Şekil 2.3, 2.4 ve 2.5’te gösterilen süreçlerin ortak özelliği şudur: Öğrenciye bilişsel bir görev verildiğinde, öğrencinin kavram tanımına başvurmadan çözümünü tasarlaması beklenmez. Bu tabii ki istenilen süreçtir ancak durum pratikte farklıdır. Bilişsel bir sistemi kendi doğasına karşı çalışacak şekilde eğitmek zordur. Gerek bir kavram imajı şekillendirilirken gerekse bilişsel bir görevle uğraşılırken bilişsel sistemi kavram tanımına başvurmaya zorlamak çok faydalı olmayabilir. Bazı tanımlar çok karmaşıktır. Bu tanımlar öğrencinin zihninde kavram imajı oluşmasına yardımcı olmaz, yani gereksizdir (Vinner, 1983). Öte yandan, bazı tanımlar imaj oluşumuna yardımcı olabilmelerine rağmen (Bkz. Şekil 2.1 ve 2.2) öğrenciye bilişsel bir görev verildiğinde pasif veya unutulmuş olabilir. Bu yüzden Vinner (1983) tarafından pratiğe daha uygun bir model (Bkz. Şekil 2.6) sunulmuştur.

(31)

Şekil 2.6. Sezgisel Yaklaşım

Verilen problemi sezgisel bir yaklaşımla çözmek isteyen öğrenci sadece kavram imajına başvurur (Bkz. Şekil 2.6).

Burada boş olmasa bile problem çözme sürecinde kavram tanımına başvurulmamaktadır. Günlük hayat alışkanlıkları devreye girer ve kavram tanımına olan ihtiyacın farkına varılamaz. Kavram imajına başvurmak birçok durumda yeterince başarı getirecektir. Bu gerçek, insanları kavram tanımına başvurmaya cesaretlendirmez. Bazı rutin olmayan problemler çözülmeye çalışılırken kavram imajına başvurulur ancak tamamlanmamış kavram imajları yanlış yönlendirici olabilir. Böyle olan problem sayısı azdır ve öğrenciler bunların haksızlık olduğunu düşünür. Böylece, teknik anlamda uygun olmayan alışkanlıkları değiştirebileceği tespit edilmiş belli bir güç yoktur. Teknik içerikli durumlarda kavram imajının tek başına yeterli olamayabileceği açıktır (Vinner, 1983).

Vinner (1991) teorisini anlattıktan sonra “uyandırılmış kavram imajı”nı hatırlatır. Belirli bir bilişsel görev verildiğinde sadece uyandırılmış kavram imajı göz önüne alınır. Farklı durumlarda aynı kavram imajı uyanmayabilir. Burada yapılan analizler öğrencinin tüm bilişsel sistemi ile ilgili olmayıp sadece o an için aktif olan kısmı ile ilgilidir.

(32)

Verilen Bilgiler:
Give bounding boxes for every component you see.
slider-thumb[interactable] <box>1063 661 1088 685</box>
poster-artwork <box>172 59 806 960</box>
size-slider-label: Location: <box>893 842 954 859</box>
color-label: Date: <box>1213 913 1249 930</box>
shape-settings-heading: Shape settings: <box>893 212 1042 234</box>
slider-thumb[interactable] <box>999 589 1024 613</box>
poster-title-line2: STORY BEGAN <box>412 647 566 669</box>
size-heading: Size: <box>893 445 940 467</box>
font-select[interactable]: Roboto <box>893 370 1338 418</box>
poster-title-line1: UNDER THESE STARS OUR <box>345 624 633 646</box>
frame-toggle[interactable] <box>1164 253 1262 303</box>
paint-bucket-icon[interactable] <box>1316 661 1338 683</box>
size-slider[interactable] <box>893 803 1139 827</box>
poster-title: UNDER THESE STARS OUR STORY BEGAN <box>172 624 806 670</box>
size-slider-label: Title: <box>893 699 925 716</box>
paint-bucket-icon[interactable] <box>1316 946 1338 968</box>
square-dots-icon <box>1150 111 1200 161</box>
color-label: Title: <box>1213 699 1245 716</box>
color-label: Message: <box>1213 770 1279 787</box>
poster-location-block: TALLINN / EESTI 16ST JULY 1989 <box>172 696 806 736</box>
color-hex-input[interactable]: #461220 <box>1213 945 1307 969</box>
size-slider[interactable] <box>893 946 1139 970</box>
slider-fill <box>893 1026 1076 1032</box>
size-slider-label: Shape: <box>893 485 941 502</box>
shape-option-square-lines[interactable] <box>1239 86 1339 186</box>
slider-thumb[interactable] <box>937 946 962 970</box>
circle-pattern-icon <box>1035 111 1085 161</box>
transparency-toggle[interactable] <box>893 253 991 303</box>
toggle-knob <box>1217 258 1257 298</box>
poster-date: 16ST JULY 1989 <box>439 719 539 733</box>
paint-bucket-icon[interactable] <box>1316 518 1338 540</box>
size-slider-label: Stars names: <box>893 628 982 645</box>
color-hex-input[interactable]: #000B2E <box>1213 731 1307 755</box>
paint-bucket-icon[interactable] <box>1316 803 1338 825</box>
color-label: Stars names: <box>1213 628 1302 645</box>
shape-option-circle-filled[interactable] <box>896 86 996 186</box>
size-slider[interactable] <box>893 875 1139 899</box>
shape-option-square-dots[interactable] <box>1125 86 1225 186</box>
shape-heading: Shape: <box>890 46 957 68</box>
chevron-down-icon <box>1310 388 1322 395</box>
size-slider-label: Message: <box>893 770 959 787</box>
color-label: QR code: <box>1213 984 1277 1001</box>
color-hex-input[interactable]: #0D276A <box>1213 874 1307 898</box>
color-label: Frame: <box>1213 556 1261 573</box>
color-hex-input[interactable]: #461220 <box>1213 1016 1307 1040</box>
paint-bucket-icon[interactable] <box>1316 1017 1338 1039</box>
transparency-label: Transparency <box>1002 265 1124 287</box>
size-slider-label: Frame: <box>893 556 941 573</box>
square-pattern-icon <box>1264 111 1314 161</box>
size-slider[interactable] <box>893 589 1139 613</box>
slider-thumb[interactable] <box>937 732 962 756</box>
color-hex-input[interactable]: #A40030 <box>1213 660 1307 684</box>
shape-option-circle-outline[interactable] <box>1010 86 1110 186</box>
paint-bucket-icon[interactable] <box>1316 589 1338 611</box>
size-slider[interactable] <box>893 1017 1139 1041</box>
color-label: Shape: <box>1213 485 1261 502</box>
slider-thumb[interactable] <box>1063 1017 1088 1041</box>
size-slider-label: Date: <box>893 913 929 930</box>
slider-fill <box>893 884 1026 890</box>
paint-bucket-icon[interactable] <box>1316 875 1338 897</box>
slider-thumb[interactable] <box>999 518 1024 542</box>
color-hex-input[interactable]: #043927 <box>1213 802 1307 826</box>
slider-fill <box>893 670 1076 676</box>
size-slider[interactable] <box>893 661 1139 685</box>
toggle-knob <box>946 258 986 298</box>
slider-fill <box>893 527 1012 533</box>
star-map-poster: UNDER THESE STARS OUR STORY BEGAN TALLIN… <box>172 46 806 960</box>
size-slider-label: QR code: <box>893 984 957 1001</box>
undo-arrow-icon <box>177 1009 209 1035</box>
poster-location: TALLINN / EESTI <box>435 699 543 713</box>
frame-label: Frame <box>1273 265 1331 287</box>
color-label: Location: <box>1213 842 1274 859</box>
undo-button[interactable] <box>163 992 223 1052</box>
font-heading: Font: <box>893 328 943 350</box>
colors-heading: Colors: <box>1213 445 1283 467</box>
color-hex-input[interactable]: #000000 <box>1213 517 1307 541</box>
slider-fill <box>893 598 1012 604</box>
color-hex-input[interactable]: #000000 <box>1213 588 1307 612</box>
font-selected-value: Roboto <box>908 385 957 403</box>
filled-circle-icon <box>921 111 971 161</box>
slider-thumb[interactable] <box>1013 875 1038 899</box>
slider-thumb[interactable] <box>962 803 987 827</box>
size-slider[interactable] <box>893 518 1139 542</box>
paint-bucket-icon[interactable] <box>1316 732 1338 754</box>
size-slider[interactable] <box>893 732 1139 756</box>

Amaç:
Kavram imajı metninde "Burada boş olmasa" sözcükleriyle açılıp "açıktır (Vinner, 1983)." sözcükleriyle kapanan bölümü kelimesi kelimesine yazın.

Alıştırma Yanıtı:
Burada boş olmasa bile problem çözme sürecinde kavram tanımına başvurulmamaktadır. Günlük hayat alışkanlıkları devreye girer ve kavram tanımına olan ihtiyacın farkına varılamaz. Kavram imajına başvurmak birçok durumda yeterince başarı getirecektir. Bu gerçek, insanları kavram tanımına başvurmaya cesaretlendirmez. Bazı rutin olmayan problemler çözülmeye çalışılırken kavram imajına başvurulur ancak tamamlanmamış kavram imajları yanlış yönlendirici olabilir. Böyle olan problem sayısı azdır ve öğrenciler bunların haksızlık olduğunu düşünür. Böylece, teknik anlamda uygun olmayan alışkanlıkları değiştirebileceği tespit edilmiş belli bir güç yoktur. Teknik içerikli durumlarda kavram imajının tek başına yeterli olamayabileceği açıktır (Vinner, 1983).